### [What you will do]
Each line of the material must be repeated precisely, with the pictures left out.

### [Entries]
★ ★ ★ ★

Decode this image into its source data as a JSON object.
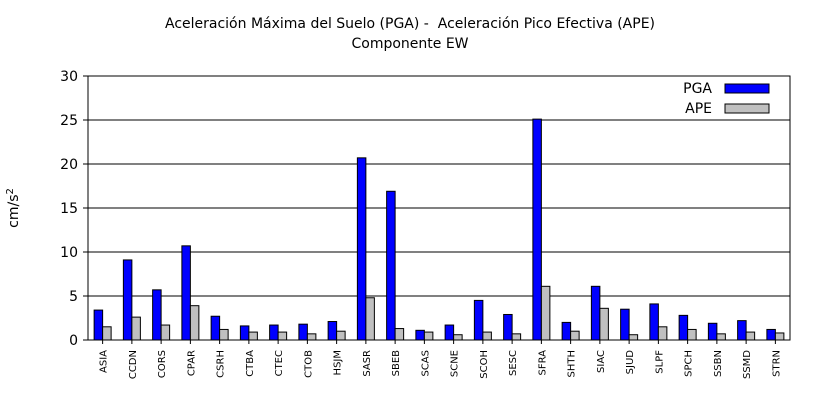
{
  "chart_data": {
    "type": "bar",
    "title_line1": "Aceleración Máxima del Suelo (PGA) -  Aceleración Pico Efectiva (APE)",
    "title_line2": "Componente EW",
    "xlabel": "",
    "ylabel": "cm/s",
    "ylabel_exponent": "2",
    "ylim": [
      0,
      30
    ],
    "yticks": [
      0,
      5,
      10,
      15,
      20,
      25,
      30
    ],
    "grid": true,
    "legend_position": "top-right",
    "categories": [
      "ASIA",
      "CCDN",
      "CORS",
      "CPAR",
      "CSRH",
      "CTBA",
      "CTEC",
      "CTOB",
      "HSJM",
      "SASR",
      "SBEB",
      "SCAS",
      "SCNE",
      "SCOH",
      "SESC",
      "SFRA",
      "SHTH",
      "SIAC",
      "SJUD",
      "SLPF",
      "SPCH",
      "SSBN",
      "SSMD",
      "STRN"
    ],
    "series": [
      {
        "name": "PGA",
        "color": "#0000ff",
        "values": [
          3.4,
          9.1,
          5.7,
          10.7,
          2.7,
          1.6,
          1.7,
          1.8,
          2.1,
          20.7,
          16.9,
          1.1,
          1.7,
          4.5,
          2.9,
          25.1,
          2.0,
          6.1,
          3.5,
          4.1,
          2.8,
          1.9,
          2.2,
          1.2
        ]
      },
      {
        "name": "APE",
        "color": "#c0c0c0",
        "values": [
          1.5,
          2.6,
          1.7,
          3.9,
          1.2,
          0.9,
          0.9,
          0.7,
          1.0,
          4.8,
          1.3,
          0.9,
          0.6,
          0.9,
          0.7,
          6.1,
          1.0,
          3.6,
          0.6,
          1.5,
          1.2,
          0.7,
          0.9,
          0.8
        ]
      }
    ]
  }
}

★ ★ ★ ★

### [Answer to this problem]
Decode this image into its source data as a JSON object.
{
  "chart_data": {
    "type": "bar",
    "title_line1": "Aceleración Máxima del Suelo (PGA) -  Aceleración Pico Efectiva (APE)",
    "title_line2": "Componente EW",
    "xlabel": "",
    "ylabel": "cm/s",
    "ylabel_exponent": "2",
    "ylim": [
      0,
      30
    ],
    "yticks": [
      0,
      5,
      10,
      15,
      20,
      25,
      30
    ],
    "grid": true,
    "legend_position": "top-right",
    "categories": [
      "ASIA",
      "CCDN",
      "CORS",
      "CPAR",
      "CSRH",
      "CTBA",
      "CTEC",
      "CTOB",
      "HSJM",
      "SASR",
      "SBEB",
      "SCAS",
      "SCNE",
      "SCOH",
      "SESC",
      "SFRA",
      "SHTH",
      "SIAC",
      "SJUD",
      "SLPF",
      "SPCH",
      "SSBN",
      "SSMD",
      "STRN"
    ],
    "series": [
      {
        "name": "PGA",
        "color": "#0000ff",
        "values": [
          3.4,
          9.1,
          5.7,
          10.7,
          2.7,
          1.6,
          1.7,
          1.8,
          2.1,
          20.7,
          16.9,
          1.1,
          1.7,
          4.5,
          2.9,
          25.1,
          2.0,
          6.1,
          3.5,
          4.1,
          2.8,
          1.9,
          2.2,
          1.2
        ]
      },
      {
        "name": "APE",
        "color": "#c0c0c0",
        "values": [
          1.5,
          2.6,
          1.7,
          3.9,
          1.2,
          0.9,
          0.9,
          0.7,
          1.0,
          4.8,
          1.3,
          0.9,
          0.6,
          0.9,
          0.7,
          6.1,
          1.0,
          3.6,
          0.6,
          1.5,
          1.2,
          0.7,
          0.9,
          0.8
        ]
      }
    ]
  }
}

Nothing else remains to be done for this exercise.